Work order 1 >>
Reproduce the passage on reusable ASP.NET MVC components word for word, starting at "Call InputFor(p => p.Id)" and ending at "my own question.".
Work order 2 >>
Carry on the passage on reusable ASP.NET MVC components, picking up right after its final sentence.

Extract provided >>
-----

If you look at what open source projects are out there for MVC you will get your answer in terms of what you should be doing.
The MVC Contrib app adds a lot of features by creating extension methods and helpers. Their grid control is a typical way to create a reusable component that you could use across projects
Telerik, created some extensions that wrap jquery controls and do asset management.
Finally I think if you look to the future, MVC has areas, which if I interpret it right will give you the ability to break your project apart into multiple smaller projects.
Besides what is already suggested, ASP.NET MVC v2 will have generic templated input controls, see here. You can read how other people do similar techniques, for example, here:
We have
exactly 1 method call for generating a
form element, “Html.InputFor”. As
part of that “InputFor”, it examines
an input specification, that collects
the PropertyInfo, any attributes, the
type, any modifiers called, and
selects an appropriate InputBuilder.
Call InputFor(p => p.Id) and Id is a
GUID? That creates a hidden input
element. Call InputFor(p =>
p.Customer.Address) and Address is a
complex type? That looks for a
partial with the same name of the type
Having considered the helpful answers from others, I will have a go at answering my own question.

-----

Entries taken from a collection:

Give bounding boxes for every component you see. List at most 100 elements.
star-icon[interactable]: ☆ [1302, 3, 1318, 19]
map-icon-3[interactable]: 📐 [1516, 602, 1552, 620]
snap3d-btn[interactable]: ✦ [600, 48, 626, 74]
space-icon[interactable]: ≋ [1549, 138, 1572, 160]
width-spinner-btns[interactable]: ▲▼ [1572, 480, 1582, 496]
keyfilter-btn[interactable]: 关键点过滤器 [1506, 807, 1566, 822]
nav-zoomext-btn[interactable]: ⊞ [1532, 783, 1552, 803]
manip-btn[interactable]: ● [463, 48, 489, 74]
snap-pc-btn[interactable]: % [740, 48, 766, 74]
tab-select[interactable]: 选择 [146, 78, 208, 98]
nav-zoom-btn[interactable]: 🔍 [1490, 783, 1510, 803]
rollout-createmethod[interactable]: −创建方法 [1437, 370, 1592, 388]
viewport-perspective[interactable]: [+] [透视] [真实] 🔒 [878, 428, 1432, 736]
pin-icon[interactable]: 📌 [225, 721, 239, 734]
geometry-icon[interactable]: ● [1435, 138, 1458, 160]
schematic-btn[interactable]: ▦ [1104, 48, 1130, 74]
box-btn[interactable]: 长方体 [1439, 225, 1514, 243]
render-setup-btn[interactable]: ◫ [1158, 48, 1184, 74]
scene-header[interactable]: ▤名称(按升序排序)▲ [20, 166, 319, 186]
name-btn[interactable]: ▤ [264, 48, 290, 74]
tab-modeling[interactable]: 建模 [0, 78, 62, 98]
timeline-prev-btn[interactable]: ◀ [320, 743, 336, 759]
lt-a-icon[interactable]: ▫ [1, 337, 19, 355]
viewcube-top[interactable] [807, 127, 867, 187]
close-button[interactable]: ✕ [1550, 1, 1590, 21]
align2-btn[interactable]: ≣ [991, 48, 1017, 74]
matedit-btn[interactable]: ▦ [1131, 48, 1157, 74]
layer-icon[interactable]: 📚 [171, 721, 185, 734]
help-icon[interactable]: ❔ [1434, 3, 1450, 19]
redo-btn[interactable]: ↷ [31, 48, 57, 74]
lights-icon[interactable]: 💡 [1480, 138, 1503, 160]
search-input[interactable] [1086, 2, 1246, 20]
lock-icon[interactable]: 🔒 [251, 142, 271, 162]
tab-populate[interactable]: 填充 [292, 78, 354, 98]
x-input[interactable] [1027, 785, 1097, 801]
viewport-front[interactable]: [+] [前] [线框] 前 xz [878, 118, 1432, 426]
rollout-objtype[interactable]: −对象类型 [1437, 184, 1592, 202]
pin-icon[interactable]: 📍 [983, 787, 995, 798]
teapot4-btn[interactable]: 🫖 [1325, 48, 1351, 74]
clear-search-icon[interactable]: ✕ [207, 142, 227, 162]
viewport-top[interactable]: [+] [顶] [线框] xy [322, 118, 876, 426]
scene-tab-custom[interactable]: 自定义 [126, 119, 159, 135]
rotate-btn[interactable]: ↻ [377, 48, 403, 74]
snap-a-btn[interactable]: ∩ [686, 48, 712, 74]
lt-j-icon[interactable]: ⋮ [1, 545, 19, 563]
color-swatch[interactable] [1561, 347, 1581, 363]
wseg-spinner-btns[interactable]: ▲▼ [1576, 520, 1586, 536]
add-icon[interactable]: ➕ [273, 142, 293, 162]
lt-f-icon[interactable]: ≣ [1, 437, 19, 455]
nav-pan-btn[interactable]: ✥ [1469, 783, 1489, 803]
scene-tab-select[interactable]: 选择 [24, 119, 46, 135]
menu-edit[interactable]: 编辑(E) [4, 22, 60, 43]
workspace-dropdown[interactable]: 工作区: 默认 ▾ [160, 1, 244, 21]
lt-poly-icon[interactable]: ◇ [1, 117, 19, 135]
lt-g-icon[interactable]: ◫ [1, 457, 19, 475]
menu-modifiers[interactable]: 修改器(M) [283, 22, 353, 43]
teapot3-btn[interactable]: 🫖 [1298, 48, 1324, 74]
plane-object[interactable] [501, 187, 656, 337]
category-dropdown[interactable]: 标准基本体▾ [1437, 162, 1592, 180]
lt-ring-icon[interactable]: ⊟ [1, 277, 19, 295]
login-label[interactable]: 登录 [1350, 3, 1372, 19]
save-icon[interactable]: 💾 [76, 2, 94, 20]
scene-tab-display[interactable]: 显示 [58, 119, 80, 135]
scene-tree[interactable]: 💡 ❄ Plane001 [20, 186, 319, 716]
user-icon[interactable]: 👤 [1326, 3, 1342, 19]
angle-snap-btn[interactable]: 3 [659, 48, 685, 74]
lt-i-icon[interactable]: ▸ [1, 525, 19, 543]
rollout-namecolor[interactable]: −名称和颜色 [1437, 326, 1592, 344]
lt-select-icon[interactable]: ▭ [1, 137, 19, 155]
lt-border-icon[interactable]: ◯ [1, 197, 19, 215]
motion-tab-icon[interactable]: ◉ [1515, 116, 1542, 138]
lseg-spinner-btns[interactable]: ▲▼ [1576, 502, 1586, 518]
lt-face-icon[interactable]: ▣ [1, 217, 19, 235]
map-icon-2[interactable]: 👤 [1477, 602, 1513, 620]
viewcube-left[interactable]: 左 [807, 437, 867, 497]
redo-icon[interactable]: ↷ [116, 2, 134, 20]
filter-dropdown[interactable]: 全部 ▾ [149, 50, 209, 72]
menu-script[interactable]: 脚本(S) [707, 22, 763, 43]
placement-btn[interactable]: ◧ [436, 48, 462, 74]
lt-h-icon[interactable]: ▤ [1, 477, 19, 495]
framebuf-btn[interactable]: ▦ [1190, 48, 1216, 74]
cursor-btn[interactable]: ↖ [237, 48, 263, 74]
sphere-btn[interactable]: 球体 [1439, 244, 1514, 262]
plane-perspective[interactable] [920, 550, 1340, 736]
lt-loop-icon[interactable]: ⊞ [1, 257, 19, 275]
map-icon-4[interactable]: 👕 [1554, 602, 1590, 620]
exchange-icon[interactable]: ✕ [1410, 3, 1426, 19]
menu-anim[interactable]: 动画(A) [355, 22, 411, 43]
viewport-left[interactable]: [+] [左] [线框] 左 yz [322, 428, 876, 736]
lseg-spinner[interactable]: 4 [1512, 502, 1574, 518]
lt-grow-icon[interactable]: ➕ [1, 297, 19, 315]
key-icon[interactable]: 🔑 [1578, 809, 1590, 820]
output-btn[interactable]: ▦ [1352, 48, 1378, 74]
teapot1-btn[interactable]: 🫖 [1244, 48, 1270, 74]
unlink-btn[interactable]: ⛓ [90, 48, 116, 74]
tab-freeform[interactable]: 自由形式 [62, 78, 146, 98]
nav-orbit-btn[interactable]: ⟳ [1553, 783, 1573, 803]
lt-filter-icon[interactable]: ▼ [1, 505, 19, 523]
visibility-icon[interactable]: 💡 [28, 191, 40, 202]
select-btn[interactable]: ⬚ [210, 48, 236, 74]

-----

Written answer 1 >>
Call InputFor(p => p.Id) and Id is a
GUID? That creates a hidden input
element. Call InputFor(p =>
p.Customer.Address) and Address is a
complex type? That looks for a
partial with the same name of the type
Having considered the helpful answers from others, I will have a go at answering my own question.

Written answer 2 >>
It seems to me that the key difficulty with emulating UserControls in MVC is that they crosscut the concerns that MVC aims to seperate. The from/to date selector UserControl in my example incorporates elements of Model, View, Control and interation. UserControls' ability to bundle all this together is exactly the reason that they don't fit well into MVC.
That means that to create a psuedo-UserControl in MVC requires four seperate pieces:
A Model class - in this case an Interval class or similar
A PartialView that knows how to render the Model to HTML
A jQuery script to layer interactivity on top of the PartialView's HTML
A ModelBinder that can deserialise postdata into an instance of the Model class.
The ModelBinder is important because it deals with data coming back from the user. Without it, every Controller that wanted to display a to/from date selector in any of its Views would have to know how to assemble the six postdata fields - and how to cope if they were invalid or some were missing.
Two ways that I can think of. A partial view though this doesn't really transfer well from app to app because you are moving around ascx files. Not a big pain but not my flavour.
I prefer to use WebControls. They are super easy in mvc and all you need to do is reference the library in the project and possibly in your config file and there you go.
I think some of the answers have missed out on the postback functionality of controls. One way you could handle that is to pass any generic information via ViewData when rendering your partial view. That could then post back to its own control, which in turn could redirect to the UrlReferrer.
Its a little messy and use of UrlReferrer poses a security risk. But it is one way around the problem
You can create a jQuery plugin.
As user-controls provided in ASP.NET Webforms, MVC provide a lot of ways to make the controls and code that can be reused in other app.
Using Partials If your partial code have some C# logic and render the html using Razor/aspx code then it's bst to maintain them in razor file.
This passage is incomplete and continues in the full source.